* TASK BRIEF *
Filter these entries so that only lines with the word "Using" remain.

* WORKING DATA *

-- START --

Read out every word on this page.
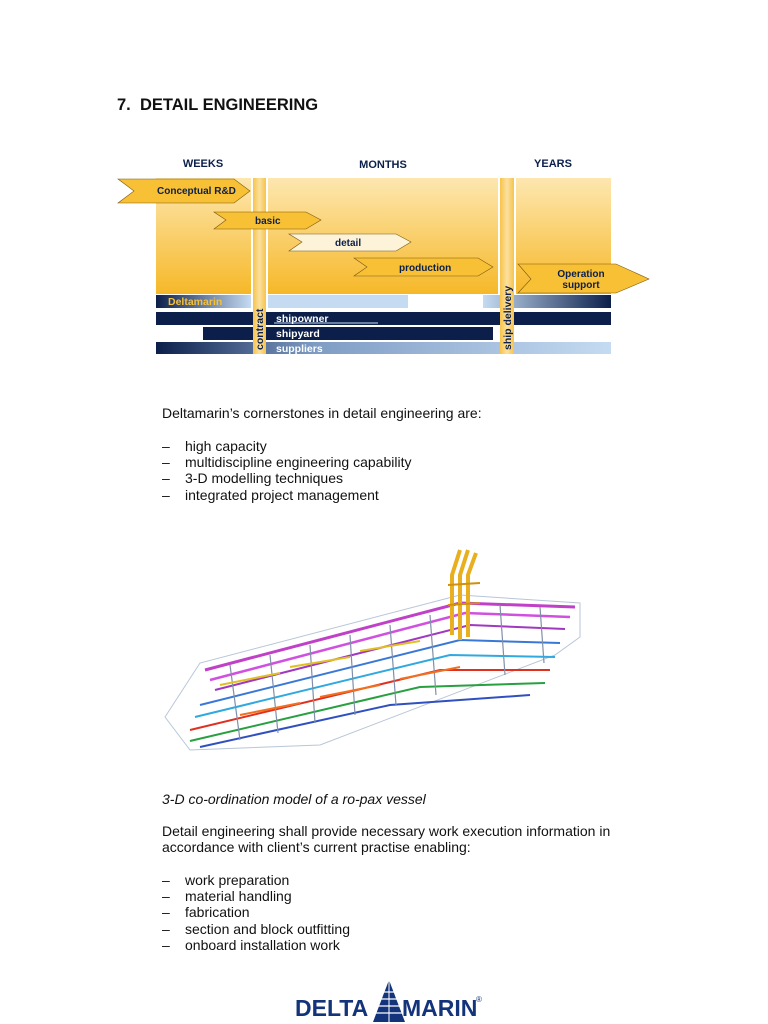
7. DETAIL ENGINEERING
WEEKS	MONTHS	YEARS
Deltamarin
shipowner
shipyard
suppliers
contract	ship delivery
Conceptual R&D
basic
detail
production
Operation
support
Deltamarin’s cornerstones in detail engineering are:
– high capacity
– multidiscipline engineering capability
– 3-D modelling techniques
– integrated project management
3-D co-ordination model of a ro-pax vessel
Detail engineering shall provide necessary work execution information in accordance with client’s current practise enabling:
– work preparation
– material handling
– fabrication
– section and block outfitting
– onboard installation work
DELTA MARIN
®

-- END --
-- START --

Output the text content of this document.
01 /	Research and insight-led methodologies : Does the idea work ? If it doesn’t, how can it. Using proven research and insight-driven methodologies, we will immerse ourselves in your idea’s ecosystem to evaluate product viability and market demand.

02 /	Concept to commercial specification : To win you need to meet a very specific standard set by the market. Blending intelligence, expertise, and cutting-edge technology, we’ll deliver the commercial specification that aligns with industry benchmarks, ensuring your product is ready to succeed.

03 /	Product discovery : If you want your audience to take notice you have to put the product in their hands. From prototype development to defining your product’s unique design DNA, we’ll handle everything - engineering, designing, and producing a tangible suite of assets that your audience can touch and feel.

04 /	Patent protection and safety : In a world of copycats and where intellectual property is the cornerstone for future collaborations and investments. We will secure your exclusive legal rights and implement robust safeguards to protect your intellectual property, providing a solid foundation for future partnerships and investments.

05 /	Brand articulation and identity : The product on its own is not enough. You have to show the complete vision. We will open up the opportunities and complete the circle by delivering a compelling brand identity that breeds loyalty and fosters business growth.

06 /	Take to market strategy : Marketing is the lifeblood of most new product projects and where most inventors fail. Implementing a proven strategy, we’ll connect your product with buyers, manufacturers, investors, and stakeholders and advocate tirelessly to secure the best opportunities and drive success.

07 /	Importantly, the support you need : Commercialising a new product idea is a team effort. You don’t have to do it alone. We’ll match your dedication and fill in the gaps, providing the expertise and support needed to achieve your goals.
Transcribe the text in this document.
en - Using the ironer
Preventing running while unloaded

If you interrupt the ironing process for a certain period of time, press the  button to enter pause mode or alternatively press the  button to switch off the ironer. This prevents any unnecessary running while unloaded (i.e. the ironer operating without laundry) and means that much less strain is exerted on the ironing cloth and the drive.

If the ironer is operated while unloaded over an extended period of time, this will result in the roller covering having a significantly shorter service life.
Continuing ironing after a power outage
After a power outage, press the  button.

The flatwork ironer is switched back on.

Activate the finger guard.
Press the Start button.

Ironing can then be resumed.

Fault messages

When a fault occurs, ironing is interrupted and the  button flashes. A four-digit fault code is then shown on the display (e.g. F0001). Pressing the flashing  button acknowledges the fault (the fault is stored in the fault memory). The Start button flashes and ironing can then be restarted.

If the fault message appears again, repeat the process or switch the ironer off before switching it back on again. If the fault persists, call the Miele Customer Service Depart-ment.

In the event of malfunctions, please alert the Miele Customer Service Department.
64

-- END --
-- START --

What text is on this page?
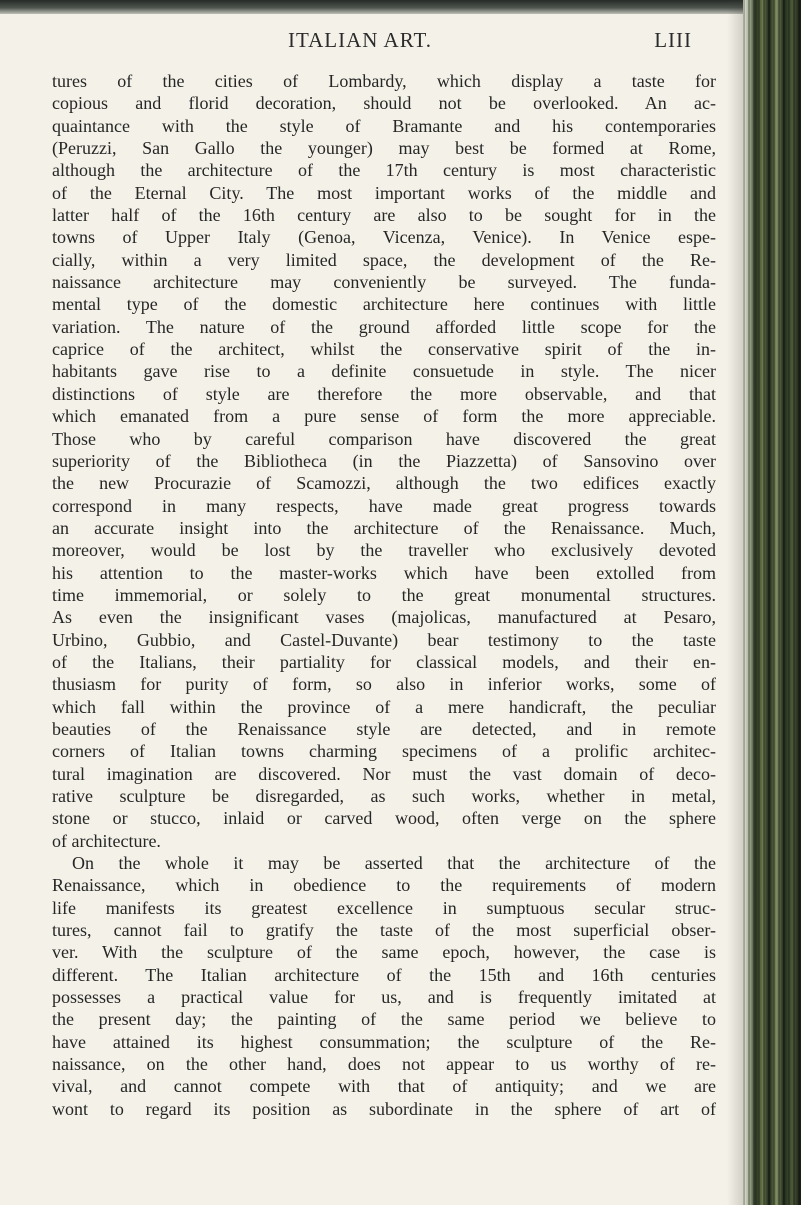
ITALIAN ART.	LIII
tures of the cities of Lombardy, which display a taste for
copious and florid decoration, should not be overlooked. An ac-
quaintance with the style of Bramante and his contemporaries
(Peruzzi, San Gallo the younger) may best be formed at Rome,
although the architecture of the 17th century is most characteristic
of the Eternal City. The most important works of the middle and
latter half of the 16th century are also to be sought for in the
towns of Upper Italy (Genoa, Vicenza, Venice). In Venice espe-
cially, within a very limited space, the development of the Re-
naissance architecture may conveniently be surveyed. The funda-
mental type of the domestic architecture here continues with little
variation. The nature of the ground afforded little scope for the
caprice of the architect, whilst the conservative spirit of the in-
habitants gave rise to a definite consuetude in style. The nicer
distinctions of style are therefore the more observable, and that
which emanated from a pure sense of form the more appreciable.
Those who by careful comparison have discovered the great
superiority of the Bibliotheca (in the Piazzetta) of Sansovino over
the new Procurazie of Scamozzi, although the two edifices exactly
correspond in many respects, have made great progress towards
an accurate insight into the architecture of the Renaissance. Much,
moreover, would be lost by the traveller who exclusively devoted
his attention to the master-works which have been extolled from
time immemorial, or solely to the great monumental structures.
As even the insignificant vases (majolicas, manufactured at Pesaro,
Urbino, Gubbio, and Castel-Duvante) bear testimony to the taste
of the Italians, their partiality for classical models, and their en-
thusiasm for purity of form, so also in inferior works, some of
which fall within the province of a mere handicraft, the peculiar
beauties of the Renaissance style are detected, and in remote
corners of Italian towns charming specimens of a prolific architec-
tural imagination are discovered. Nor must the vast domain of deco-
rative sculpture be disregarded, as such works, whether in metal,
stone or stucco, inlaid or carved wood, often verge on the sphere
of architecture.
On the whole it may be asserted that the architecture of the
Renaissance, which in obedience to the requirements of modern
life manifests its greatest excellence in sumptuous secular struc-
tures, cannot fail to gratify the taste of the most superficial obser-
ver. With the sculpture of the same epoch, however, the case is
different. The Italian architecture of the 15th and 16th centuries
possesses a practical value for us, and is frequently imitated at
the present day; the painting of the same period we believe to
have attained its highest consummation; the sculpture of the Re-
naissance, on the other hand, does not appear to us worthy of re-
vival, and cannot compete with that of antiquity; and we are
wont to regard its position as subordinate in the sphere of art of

-- END --

* FINISHED TASK *
01 /	Research and insight-led methodologies : Does the idea work ? If it doesn’t, how can it. Using proven research and insight-driven methodologies, we will immerse ourselves in your idea’s ecosystem to evaluate product viability and market demand.
en - Using the ironer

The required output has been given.